The task | Give the number of lines in the records below that include "color", and nothing more.

++++ Input material ++++

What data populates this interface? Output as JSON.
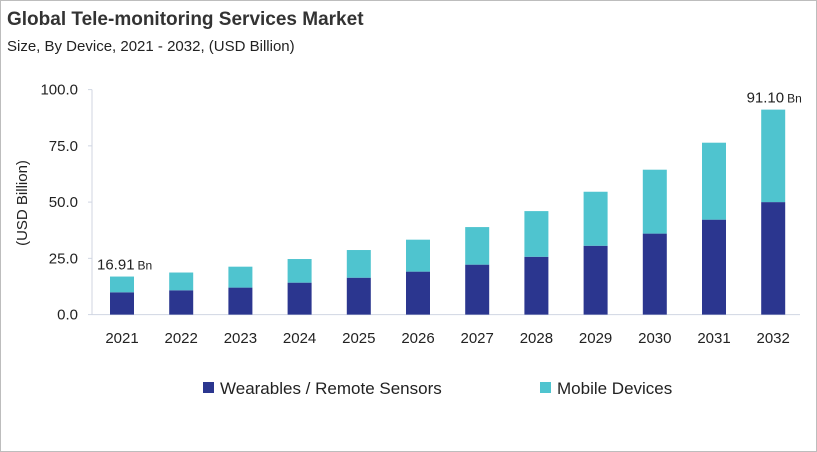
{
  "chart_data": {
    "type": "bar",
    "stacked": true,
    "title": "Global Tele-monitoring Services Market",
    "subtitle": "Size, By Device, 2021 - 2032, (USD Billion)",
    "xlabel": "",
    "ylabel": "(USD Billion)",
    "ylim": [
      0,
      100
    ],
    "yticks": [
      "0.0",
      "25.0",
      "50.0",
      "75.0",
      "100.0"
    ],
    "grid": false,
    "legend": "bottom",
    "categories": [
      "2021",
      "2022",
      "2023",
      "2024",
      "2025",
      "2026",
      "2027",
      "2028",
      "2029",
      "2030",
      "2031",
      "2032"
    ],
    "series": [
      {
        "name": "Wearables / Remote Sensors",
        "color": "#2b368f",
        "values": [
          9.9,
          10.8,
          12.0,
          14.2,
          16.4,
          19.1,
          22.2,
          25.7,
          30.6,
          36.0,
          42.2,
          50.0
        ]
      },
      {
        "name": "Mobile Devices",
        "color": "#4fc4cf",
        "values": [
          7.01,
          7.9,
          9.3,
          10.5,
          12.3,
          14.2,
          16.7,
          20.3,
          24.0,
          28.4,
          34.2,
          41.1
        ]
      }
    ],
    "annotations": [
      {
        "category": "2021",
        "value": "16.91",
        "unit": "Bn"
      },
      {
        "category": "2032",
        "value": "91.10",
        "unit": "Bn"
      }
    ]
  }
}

++++
++++ Input material ++++

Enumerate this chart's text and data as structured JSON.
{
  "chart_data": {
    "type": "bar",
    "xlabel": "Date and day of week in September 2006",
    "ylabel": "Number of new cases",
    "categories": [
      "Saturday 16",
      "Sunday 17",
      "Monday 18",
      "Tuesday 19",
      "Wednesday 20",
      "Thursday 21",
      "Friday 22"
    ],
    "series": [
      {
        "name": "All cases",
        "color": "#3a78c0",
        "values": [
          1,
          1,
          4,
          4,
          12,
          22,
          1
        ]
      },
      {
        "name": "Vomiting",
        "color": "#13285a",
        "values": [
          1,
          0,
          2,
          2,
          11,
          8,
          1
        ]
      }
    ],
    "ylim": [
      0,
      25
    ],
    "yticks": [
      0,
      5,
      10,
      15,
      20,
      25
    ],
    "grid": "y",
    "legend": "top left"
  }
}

++++

Reply | 4